** start Source document **

Tuesday, March 1, 2011

Grass, Allergies, and Hippies

So, due to an increased homework load, I've been noticeably absent from blogging for what seems like forever. I apologize, but I feel that I must post a warning: I cannot promise to post regularly because of my crazy schedule this semester. With that disclaimer, let's get to the topic I've been really excited about for a while: hippies and the environment.

I recently took an Environmental Writing class and it wasn't what I was expecting. I thought that we were going to be forced to sit in a field and wax poetic about the grass and the trees and how we love mother earth. Now don't get me wrong, I love this planet ... but I think I'm allergic to grass and anything having to do with germs or dirt. That being said, you might be wondering why I took the class in the first place. Yes, it was a requirement, and yes, I wasn't exactly thrilled about it. At first.

So, with my lovely expectations for the class, and a full-blown anxiety attack hovering over me like a dog hovers over your feet just when you're about to get up from petting it, I walked into class with a smile pasted on my face and a serious case of jumping frogs in my stomach (yes, that's what it felt like, not butterflies, but frogs. Gross).

** end Source document **
** start Data records **

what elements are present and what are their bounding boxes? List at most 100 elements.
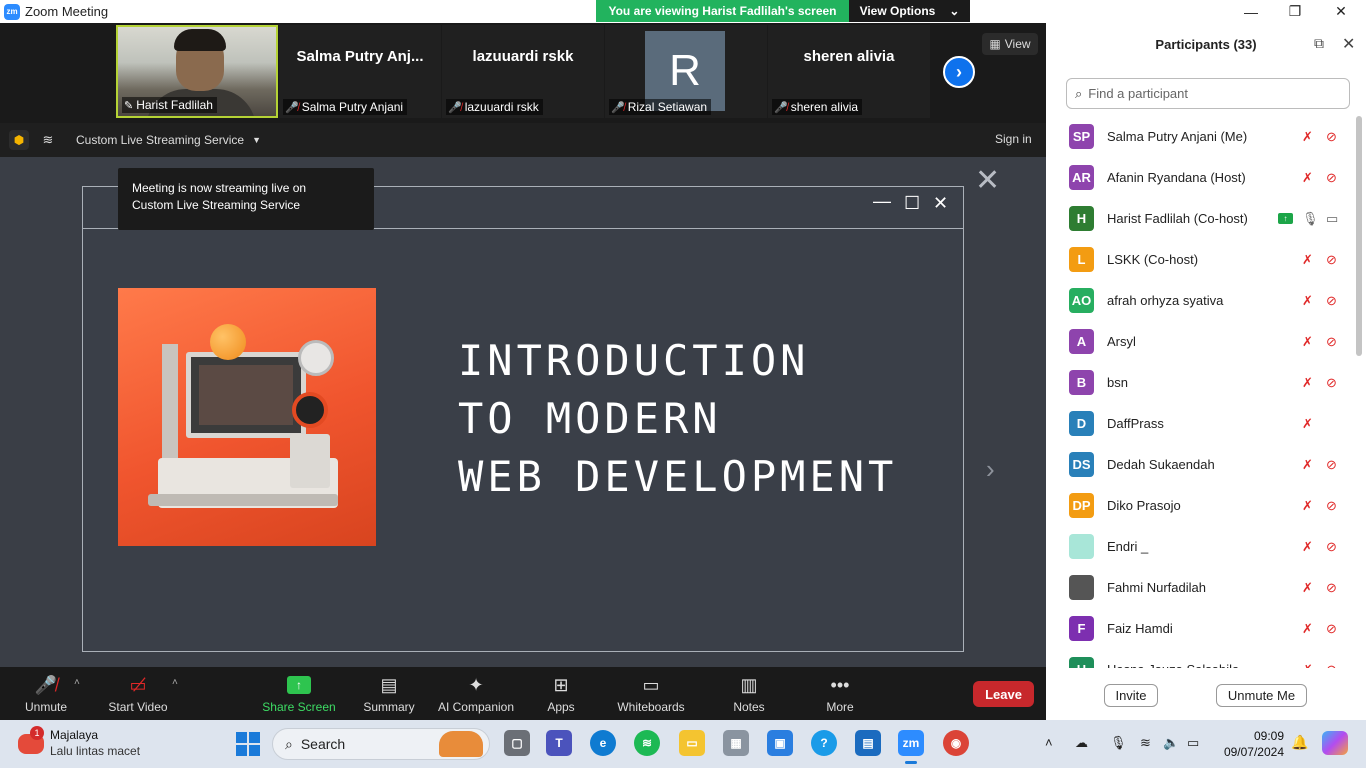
thumbnail-sheren-alivia[interactable]: sheren alivia 🎤̸ sheren alivia bbox=[768, 25, 930, 118]
participant-row[interactable]: HHasna Jauza Salsabila✗⊘ bbox=[1046, 649, 1354, 668]
chevron-up-icon[interactable]: ˄ bbox=[74, 677, 80, 688]
participant-search[interactable]: ⌕ bbox=[1066, 78, 1350, 109]
summary-button[interactable]: ▤ Summary bbox=[359, 667, 419, 720]
participant-row[interactable]: AR Afanin Ryandana (Host) ✗ ⊘ bbox=[1046, 157, 1354, 198]
pop-out-icon[interactable]: ⧉ bbox=[1314, 35, 1324, 52]
thumbnail-rizal-setiawan[interactable]: R 🎤̸ Rizal Setiawan bbox=[605, 25, 767, 118]
mic-muted-icon[interactable]: ✗ bbox=[1302, 416, 1313, 432]
video-off-icon[interactable]: ⊘ bbox=[1326, 334, 1337, 350]
live-streaming-dropdown[interactable]: Custom Live Streaming Service ▼ bbox=[68, 128, 269, 152]
mic-muted-icon[interactable]: ✗ bbox=[1302, 375, 1313, 391]
weather-widget[interactable]: 1 Majalaya Lalu lintas macet bbox=[18, 726, 178, 760]
participant-row[interactable]: SP Salma Putry Anjani (Me) ✗ ⊘ bbox=[1046, 116, 1354, 157]
chevron-right-icon[interactable]: › bbox=[986, 454, 995, 485]
teams-icon[interactable]: T bbox=[546, 730, 572, 756]
video-off-icon[interactable]: ⊘ bbox=[1326, 375, 1337, 391]
video-off-icon[interactable]: ⊘ bbox=[1326, 293, 1337, 309]
participant-row[interactable]: Bbsn ✗ ⊘ bbox=[1046, 362, 1354, 403]
chevron-up-icon[interactable]: ˄ bbox=[1045, 735, 1053, 750]
participant-row[interactable]: DP Diko Prasojo ✗ ⊘ bbox=[1046, 485, 1354, 526]
news-icon[interactable]: ▤ bbox=[855, 730, 881, 756]
battery-icon[interactable]: ▭ bbox=[1187, 735, 1199, 751]
participant-row[interactable]: F Faiz Hamdi ✗ ⊘ bbox=[1046, 608, 1354, 649]
video-off-icon[interactable]: ⊘ bbox=[1326, 170, 1337, 186]
copilot-icon[interactable] bbox=[1322, 731, 1348, 755]
video-off-icon[interactable]: ⊘ bbox=[1326, 498, 1337, 514]
participant-row[interactable]: AO afrah orhyza syativa ✗ ⊘ bbox=[1046, 280, 1354, 321]
participant-row[interactable]: H Harist Fadlilah (Co-host) ↑ 🎙 ▭ bbox=[1046, 198, 1354, 239]
more-button[interactable]: ••• More bbox=[822, 667, 858, 720]
summary-icon: ▤ bbox=[380, 674, 398, 695]
start-video-button[interactable]: ▭̸ Start Video bbox=[104, 667, 172, 720]
help-icon[interactable]: ? bbox=[811, 730, 837, 756]
participant-row[interactable]: L LSKK (Co-host) ✗ ⊘ bbox=[1046, 239, 1354, 280]
next-page-button[interactable]: › bbox=[943, 56, 975, 88]
share-screen-button[interactable]: ↑ Share Screen bbox=[262, 667, 336, 720]
participant-row[interactable]: D DaffPrass ✗ bbox=[1046, 403, 1354, 444]
clock-date: 09/07/2024 bbox=[1223, 745, 1284, 759]
restore-button[interactable]: ❐ bbox=[1272, 0, 1318, 23]
spotify-icon[interactable]: ≋ bbox=[634, 730, 660, 756]
search-input[interactable] bbox=[1088, 86, 1329, 101]
mic-muted-icon[interactable]: ✗ bbox=[1302, 621, 1313, 637]
microphone-icon[interactable]: 🎙 bbox=[1110, 735, 1127, 751]
thumbnail-harist-fadlilah[interactable]: ✎ Harist Fadlilah bbox=[116, 25, 278, 118]
calculator-icon[interactable]: ▦ bbox=[723, 730, 749, 756]
mic-muted-icon[interactable]: ✗ bbox=[1302, 498, 1313, 514]
video-icon[interactable]: ▭ bbox=[1326, 211, 1338, 227]
participant-row[interactable]: DS Dedah Sukaendah ✗ ⊘ bbox=[1046, 444, 1354, 485]
thumbnail-lazuuardi-rskk[interactable]: lazuuardi rskk 🎤̸ lazuuardi rskk bbox=[442, 25, 604, 118]
video-off-icon[interactable]: ⊘ bbox=[1326, 457, 1337, 473]
edge-icon[interactable]: e bbox=[590, 730, 616, 756]
cloud-icon[interactable]: ☁ bbox=[1075, 735, 1088, 751]
store-icon[interactable]: ▣ bbox=[767, 730, 793, 756]
shield-icon[interactable]: ⬢ bbox=[9, 130, 29, 150]
scrollbar[interactable] bbox=[1356, 116, 1362, 356]
notification-bell-icon[interactable]: 🔔 bbox=[1291, 734, 1308, 751]
chrome-icon[interactable]: ◉ bbox=[943, 730, 969, 756]
invite-button[interactable]: Invite bbox=[1104, 684, 1158, 707]
ai-companion-button[interactable]: ✦ AI Companion bbox=[436, 667, 516, 720]
leave-button[interactable]: Leave bbox=[973, 681, 1034, 707]
close-icon[interactable]: ✕ bbox=[975, 163, 1000, 198]
video-off-icon[interactable]: ⊘ bbox=[1326, 129, 1337, 145]
task-view-icon[interactable]: ▢ bbox=[504, 730, 530, 756]
participant-row[interactable]: Fahmi Nurfadilah ✗ ⊘ bbox=[1046, 567, 1354, 608]
taskbar-search[interactable]: ⌕ Search bbox=[272, 728, 490, 760]
mic-muted-icon[interactable]: ✗ bbox=[1302, 539, 1313, 555]
video-off-icon[interactable]: ⊘ bbox=[1326, 621, 1337, 637]
zoom-icon[interactable]: zm bbox=[898, 730, 924, 764]
unmute-button[interactable]: 🎤̸ Unmute bbox=[20, 667, 72, 720]
view-options-button[interactable]: View Options ⌄ bbox=[849, 0, 970, 22]
chevron-up-icon[interactable]: ˄ bbox=[172, 677, 178, 688]
minimize-button[interactable]: — bbox=[1228, 0, 1274, 23]
view-button[interactable]: ▦ View bbox=[982, 33, 1038, 55]
sign-in-link[interactable]: Sign in bbox=[995, 132, 1032, 146]
start-button[interactable] bbox=[236, 732, 260, 756]
mic-muted-icon[interactable]: ✗ bbox=[1302, 457, 1313, 473]
close-window-button[interactable]: ✕ bbox=[1318, 0, 1364, 23]
participant-row[interactable]: Endri _ ✗ ⊘ bbox=[1046, 526, 1354, 567]
wifi-icon[interactable]: ≋ bbox=[1140, 735, 1151, 751]
mic-icon[interactable]: 🎙 bbox=[1302, 211, 1319, 227]
video-off-icon[interactable]: ⊘ bbox=[1326, 252, 1337, 268]
notes-button[interactable]: ▥ Notes bbox=[730, 667, 768, 720]
volume-icon[interactable]: 🔈 bbox=[1163, 735, 1179, 751]
live-stream-icon[interactable]: ≋ bbox=[38, 130, 58, 150]
mic-muted-icon[interactable]: ✗ bbox=[1302, 170, 1313, 186]
apps-button[interactable]: ⊞ Apps bbox=[541, 667, 581, 720]
mic-muted-icon[interactable]: ✗ bbox=[1302, 129, 1313, 145]
mic-muted-icon[interactable]: ✗ bbox=[1302, 334, 1313, 350]
video-off-icon[interactable]: ⊘ bbox=[1326, 539, 1337, 555]
close-icon[interactable]: ✕ bbox=[1342, 34, 1355, 54]
unmute-me-button[interactable]: Unmute Me bbox=[1216, 684, 1307, 707]
file-explorer-icon[interactable]: ▭ bbox=[679, 730, 705, 756]
participant-row[interactable]: A Arsyl ✗ ⊘ bbox=[1046, 321, 1354, 362]
video-off-icon[interactable]: ⊘ bbox=[1326, 580, 1337, 596]
clock[interactable]: 09:09 09/07/2024 bbox=[1222, 728, 1284, 760]
mic-muted-icon[interactable]: ✗ bbox=[1302, 580, 1313, 596]
thumbnail-salma-putry-anjani[interactable]: Salma Putry Anj... 🎤̸ Salma Putry Anjani bbox=[279, 25, 441, 118]
whiteboards-button[interactable]: ▭ Whiteboards bbox=[614, 667, 688, 720]
mic-muted-icon[interactable]: ✗ bbox=[1302, 293, 1313, 309]
mic-muted-icon[interactable]: ✗ bbox=[1302, 252, 1313, 268]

** end Data records **

* Stated exercise 1: According to the blog post about hippies and the environment, why can't the writer promise to post regularly? Answer in one to three sentences.
* Stated exercise 2: Quote the blog post between "I recently took" and "it. At first.", inclusive.
Work from the blog post alone and leave the material aside.

* Exercise answer 1: The writer can't promise regular posts because of a crazy schedule this semester. An increased homework load has already kept the writer away from blogging for what feels like forever.

* Exercise answer 2:
I recently took an Environmental Writing class and it wasn't what I was expecting. I thought that we were going to be forced to sit in a field and wax poetic about the grass and the trees and how we love mother earth. Now don't get me wrong, I love this planet ... but I think I'm allergic to grass and anything having to do with germs or dirt. That being said, you might be wondering why I took the class in the first place. Yes, it was a requirement, and yes, I wasn't exactly thrilled about it. At first.